-- Start --
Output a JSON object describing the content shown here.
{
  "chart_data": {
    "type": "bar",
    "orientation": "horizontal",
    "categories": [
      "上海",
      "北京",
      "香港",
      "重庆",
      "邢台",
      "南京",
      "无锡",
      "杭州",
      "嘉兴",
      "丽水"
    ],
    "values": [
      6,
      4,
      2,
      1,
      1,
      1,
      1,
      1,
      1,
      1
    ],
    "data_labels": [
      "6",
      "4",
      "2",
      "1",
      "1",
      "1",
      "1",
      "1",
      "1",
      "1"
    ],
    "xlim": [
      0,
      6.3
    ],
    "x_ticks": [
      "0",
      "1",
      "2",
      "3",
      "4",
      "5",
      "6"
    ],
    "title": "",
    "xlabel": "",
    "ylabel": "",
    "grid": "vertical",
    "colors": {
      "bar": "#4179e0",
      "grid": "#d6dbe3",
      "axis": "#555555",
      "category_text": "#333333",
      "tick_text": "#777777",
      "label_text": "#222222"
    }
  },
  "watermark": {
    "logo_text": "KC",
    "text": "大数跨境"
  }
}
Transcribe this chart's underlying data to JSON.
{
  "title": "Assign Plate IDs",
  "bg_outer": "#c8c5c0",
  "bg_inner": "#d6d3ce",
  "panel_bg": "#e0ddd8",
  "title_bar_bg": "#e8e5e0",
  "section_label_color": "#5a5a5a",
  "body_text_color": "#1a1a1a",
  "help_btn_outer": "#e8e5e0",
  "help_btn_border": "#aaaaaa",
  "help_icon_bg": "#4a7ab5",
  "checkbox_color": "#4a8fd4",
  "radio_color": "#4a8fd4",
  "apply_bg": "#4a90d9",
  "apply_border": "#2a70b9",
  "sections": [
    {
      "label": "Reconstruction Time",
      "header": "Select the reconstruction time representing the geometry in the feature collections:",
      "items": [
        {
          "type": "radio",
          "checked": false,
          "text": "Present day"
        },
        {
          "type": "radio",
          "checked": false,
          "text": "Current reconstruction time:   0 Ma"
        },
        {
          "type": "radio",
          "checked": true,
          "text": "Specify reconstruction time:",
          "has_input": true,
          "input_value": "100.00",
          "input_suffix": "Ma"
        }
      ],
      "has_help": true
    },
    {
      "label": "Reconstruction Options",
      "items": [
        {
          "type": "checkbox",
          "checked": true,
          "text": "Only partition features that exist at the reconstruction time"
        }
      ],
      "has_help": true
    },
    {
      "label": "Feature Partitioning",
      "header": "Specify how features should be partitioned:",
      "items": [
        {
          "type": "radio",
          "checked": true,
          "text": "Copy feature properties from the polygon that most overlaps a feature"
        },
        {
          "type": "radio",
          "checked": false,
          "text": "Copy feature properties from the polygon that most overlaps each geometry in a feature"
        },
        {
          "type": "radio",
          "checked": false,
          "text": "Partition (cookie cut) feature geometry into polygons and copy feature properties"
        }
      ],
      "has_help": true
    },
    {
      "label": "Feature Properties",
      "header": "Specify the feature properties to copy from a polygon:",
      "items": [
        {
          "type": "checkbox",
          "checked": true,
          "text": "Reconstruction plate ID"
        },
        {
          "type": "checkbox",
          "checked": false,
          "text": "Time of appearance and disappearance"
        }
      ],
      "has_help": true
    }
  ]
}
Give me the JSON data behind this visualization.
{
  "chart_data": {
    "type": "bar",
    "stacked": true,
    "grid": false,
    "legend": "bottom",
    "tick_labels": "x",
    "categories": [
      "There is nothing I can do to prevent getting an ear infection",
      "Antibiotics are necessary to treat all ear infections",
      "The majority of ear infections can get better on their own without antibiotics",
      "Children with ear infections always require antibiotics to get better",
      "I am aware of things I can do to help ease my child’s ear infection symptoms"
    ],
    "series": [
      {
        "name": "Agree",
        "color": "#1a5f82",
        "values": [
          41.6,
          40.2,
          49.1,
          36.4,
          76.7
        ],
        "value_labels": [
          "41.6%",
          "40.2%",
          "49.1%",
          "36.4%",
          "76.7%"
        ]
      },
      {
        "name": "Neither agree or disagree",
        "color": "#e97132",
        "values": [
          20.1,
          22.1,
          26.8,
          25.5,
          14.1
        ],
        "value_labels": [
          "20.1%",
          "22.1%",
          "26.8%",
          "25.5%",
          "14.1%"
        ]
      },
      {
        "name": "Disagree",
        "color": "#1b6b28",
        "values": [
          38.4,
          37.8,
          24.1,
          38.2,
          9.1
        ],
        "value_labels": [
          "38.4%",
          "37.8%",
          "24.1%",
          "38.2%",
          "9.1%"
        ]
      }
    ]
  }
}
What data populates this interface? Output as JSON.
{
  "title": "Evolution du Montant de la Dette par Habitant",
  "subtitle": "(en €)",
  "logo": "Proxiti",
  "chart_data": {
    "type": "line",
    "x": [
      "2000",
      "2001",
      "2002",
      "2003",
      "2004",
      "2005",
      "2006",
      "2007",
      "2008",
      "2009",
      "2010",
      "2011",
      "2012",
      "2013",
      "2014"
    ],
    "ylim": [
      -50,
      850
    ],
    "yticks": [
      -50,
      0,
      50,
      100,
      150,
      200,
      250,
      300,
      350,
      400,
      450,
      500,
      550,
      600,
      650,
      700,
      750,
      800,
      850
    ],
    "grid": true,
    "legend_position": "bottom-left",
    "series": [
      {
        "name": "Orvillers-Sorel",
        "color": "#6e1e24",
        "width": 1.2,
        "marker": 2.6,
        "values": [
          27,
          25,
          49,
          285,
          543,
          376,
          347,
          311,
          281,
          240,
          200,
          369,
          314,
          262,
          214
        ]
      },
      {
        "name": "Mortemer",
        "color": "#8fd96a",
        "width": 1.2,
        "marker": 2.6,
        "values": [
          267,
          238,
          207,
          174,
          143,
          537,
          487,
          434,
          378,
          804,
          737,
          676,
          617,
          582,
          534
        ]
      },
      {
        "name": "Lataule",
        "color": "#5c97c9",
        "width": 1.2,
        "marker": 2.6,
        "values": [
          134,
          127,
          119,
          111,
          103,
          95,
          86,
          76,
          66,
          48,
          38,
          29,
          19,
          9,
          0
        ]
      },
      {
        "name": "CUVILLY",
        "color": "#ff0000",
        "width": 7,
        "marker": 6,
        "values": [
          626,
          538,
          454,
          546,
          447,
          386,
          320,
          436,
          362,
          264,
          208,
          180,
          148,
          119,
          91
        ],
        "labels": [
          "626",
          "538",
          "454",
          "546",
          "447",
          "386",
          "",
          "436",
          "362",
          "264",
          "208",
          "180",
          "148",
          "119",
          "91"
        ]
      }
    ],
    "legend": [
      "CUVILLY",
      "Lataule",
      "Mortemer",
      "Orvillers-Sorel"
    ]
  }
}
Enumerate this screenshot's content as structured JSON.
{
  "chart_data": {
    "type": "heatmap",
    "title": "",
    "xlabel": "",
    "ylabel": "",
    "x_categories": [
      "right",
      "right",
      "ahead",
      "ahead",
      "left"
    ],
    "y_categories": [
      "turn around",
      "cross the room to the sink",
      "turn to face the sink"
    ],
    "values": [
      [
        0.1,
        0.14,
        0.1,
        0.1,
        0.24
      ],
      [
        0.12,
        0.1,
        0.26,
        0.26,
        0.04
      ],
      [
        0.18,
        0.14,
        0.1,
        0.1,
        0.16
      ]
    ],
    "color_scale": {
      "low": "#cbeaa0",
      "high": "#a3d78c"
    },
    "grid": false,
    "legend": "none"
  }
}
-- End --
What do the records say? Quote them all exactly.

CORRECT OUTPUT:
Output a JSON object describing the content shown here.
{
  "chart_data": {
    "type": "bar",
    "orientation": "horizontal",
    "categories": [
      "上海",
      "北京",
      "香港",
      "重庆",
      "邢台",
      "南京",
      "无锡",
      "杭州",
      "嘉兴",
      "丽水"
    ],
    "values": [
      6,
      4,
      2,
      1,
      1,
      1,
      1,
      1,
      1,
      1
    ],
    "data_labels": [
      "6",
      "4",
      "2",
      "1",
      "1",
      "1",
      "1",
      "1",
      "1",
      "1"
    ],
    "xlim": [
      0,
      6.3
    ],
    "x_ticks": [
      "0",
      "1",
      "2",
      "3",
      "4",
      "5",
      "6"
    ],
    "title": "",
    "xlabel": "",
    "ylabel": "",
    "grid": "vertical",
    "colors": {
      "bar": "#4179e0",
      "grid": "#d6dbe3",
      "axis": "#555555",
      "category_text": "#333333",
      "tick_text": "#777777",
      "label_text": "#222222"
    }
  },
  "watermark": {
    "logo_text": "KC",
    "text": "大数跨境"
  }
}
Transcribe this chart's underlying data to JSON.
{
  "title": "Assign Plate IDs",
  "bg_outer": "#c8c5c0",
  "bg_inner": "#d6d3ce",
  "panel_bg": "#e0ddd8",
  "title_bar_bg": "#e8e5e0",
  "section_label_color": "#5a5a5a",
  "body_text_color": "#1a1a1a",
  "help_btn_outer": "#e8e5e0",
  "help_btn_border": "#aaaaaa",
  "help_icon_bg": "#4a7ab5",
  "checkbox_color": "#4a8fd4",
  "radio_color": "#4a8fd4",
  "apply_bg": "#4a90d9",
  "apply_border": "#2a70b9",
  "sections": [
    {
      "label": "Reconstruction Time",
      "header": "Select the reconstruction time representing the geometry in the feature collections:",
      "items": [
        {
          "type": "radio",
          "checked": false,
          "text": "Present day"
        },
        {
          "type": "radio",
          "checked": false,
          "text": "Current reconstruction time:   0 Ma"
        },
        {
          "type": "radio",
          "checked": true,
          "text": "Specify reconstruction time:",
          "has_input": true,
          "input_value": "100.00",
          "input_suffix": "Ma"
        }
      ],
      "has_help": true
    },
    {
      "label": "Reconstruction Options",
      "items": [
        {
          "type": "checkbox",
          "checked": true,
          "text": "Only partition features that exist at the reconstruction time"
        }
      ],
      "has_help": true
    },
    {
      "label": "Feature Partitioning",
      "header": "Specify how features should be partitioned:",
      "items": [
        {
          "type": "radio",
          "checked": true,
          "text": "Copy feature properties from the polygon that most overlaps a feature"
        },
        {
          "type": "radio",
          "checked": false,
          "text": "Copy feature properties from the polygon that most overlaps each geometry in a feature"
        },
        {
          "type": "radio",
          "checked": false,
          "text": "Partition (cookie cut) feature geometry into polygons and copy feature properties"
        }
      ],
      "has_help": true
    },
    {
      "label": "Feature Properties",
      "header": "Specify the feature properties to copy from a polygon:",
      "items": [
        {
          "type": "checkbox",
          "checked": true,
          "text": "Reconstruction plate ID"
        },
        {
          "type": "checkbox",
          "checked": false,
          "text": "Time of appearance and disappearance"
        }
      ],
      "has_help": true
    }
  ]
}
Give me the JSON data behind this visualization.
{
  "chart_data": {
    "type": "bar",
    "stacked": true,
    "grid": false,
    "legend": "bottom",
    "tick_labels": "x",
    "categories": [
      "There is nothing I can do to prevent getting an ear infection",
      "Antibiotics are necessary to treat all ear infections",
      "The majority of ear infections can get better on their own without antibiotics",
      "Children with ear infections always require antibiotics to get better",
      "I am aware of things I can do to help ease my child’s ear infection symptoms"
    ],
    "series": [
      {
        "name": "Agree",
        "color": "#1a5f82",
        "values": [
          41.6,
          40.2,
          49.1,
          36.4,
          76.7
        ],
        "value_labels": [
          "41.6%",
          "40.2%",
          "49.1%",
          "36.4%",
          "76.7%"
        ]
      },
      {
        "name": "Neither agree or disagree",
        "color": "#e97132",
        "values": [
          20.1,
          22.1,
          26.8,
          25.5,
          14.1
        ],
        "value_labels": [
          "20.1%",
          "22.1%",
          "26.8%",
          "25.5%",
          "14.1%"
        ]
      },
      {
        "name": "Disagree",
        "color": "#1b6b28",
        "values": [
          38.4,
          37.8,
          24.1,
          38.2,
          9.1
        ],
        "value_labels": [
          "38.4%",
          "37.8%",
          "24.1%",
          "38.2%",
          "9.1%"
        ]
      }
    ]
  }
}
What data populates this interface? Output as JSON.
{
  "title": "Evolution du Montant de la Dette par Habitant",
  "subtitle": "(en €)",
  "logo": "Proxiti",
  "chart_data": {
    "type": "line",
    "x": [
      "2000",
      "2001",
      "2002",
      "2003",
      "2004",
      "2005",
      "2006",
      "2007",
      "2008",
      "2009",
      "2010",
      "2011",
      "2012",
      "2013",
      "2014"
    ],
    "ylim": [
      -50,
      850
    ],
    "yticks": [
      -50,
      0,
      50,
      100,
      150,
      200,
      250,
      300,
      350,
      400,
      450,
      500,
      550,
      600,
      650,
      700,
      750,
      800,
      850
    ],
    "grid": true,
    "legend_position": "bottom-left",
    "series": [
      {
        "name": "Orvillers-Sorel",
        "color": "#6e1e24",
        "width": 1.2,
        "marker": 2.6,
        "values": [
          27,
          25,
          49,
          285,
          543,
          376,
          347,
          311,
          281,
          240,
          200,
          369,
          314,
          262,
          214
        ]
      },
      {
        "name": "Mortemer",
        "color": "#8fd96a",
        "width": 1.2,
        "marker": 2.6,
        "values": [
          267,
          238,
          207,
          174,
          143,
          537,
          487,
          434,
          378,
          804,
          737,
          676,
          617,
          582,
          534
        ]
      },
      {
        "name": "Lataule",
        "color": "#5c97c9",
        "width": 1.2,
        "marker": 2.6,
        "values": [
          134,
          127,
          119,
          111,
          103,
          95,
          86,
          76,
          66,
          48,
          38,
          29,
          19,
          9,
          0
        ]
      },
      {
        "name": "CUVILLY",
        "color": "#ff0000",
        "width": 7,
        "marker": 6,
        "values": [
          626,
          538,
          454,
          546,
          447,
          386,
          320,
          436,
          362,
          264,
          208,
          180,
          148,
          119,
          91
        ],
        "labels": [
          "626",
          "538",
          "454",
          "546",
          "447",
          "386",
          "",
          "436",
          "362",
          "264",
          "208",
          "180",
          "148",
          "119",
          "91"
        ]
      }
    ],
    "legend": [
      "CUVILLY",
      "Lataule",
      "Mortemer",
      "Orvillers-Sorel"
    ]
  }
}
Enumerate this screenshot's content as structured JSON.
{
  "chart_data": {
    "type": "heatmap",
    "title": "",
    "xlabel": "",
    "ylabel": "",
    "x_categories": [
      "right",
      "right",
      "ahead",
      "ahead",
      "left"
    ],
    "y_categories": [
      "turn around",
      "cross the room to the sink",
      "turn to face the sink"
    ],
    "values": [
      [
        0.1,
        0.14,
        0.1,
        0.1,
        0.24
      ],
      [
        0.12,
        0.1,
        0.26,
        0.26,
        0.04
      ],
      [
        0.18,
        0.14,
        0.1,
        0.1,
        0.16
      ]
    ],
    "color_scale": {
      "low": "#cbeaa0",
      "high": "#a3d78c"
    },
    "grid": false,
    "legend": "none"
  }
}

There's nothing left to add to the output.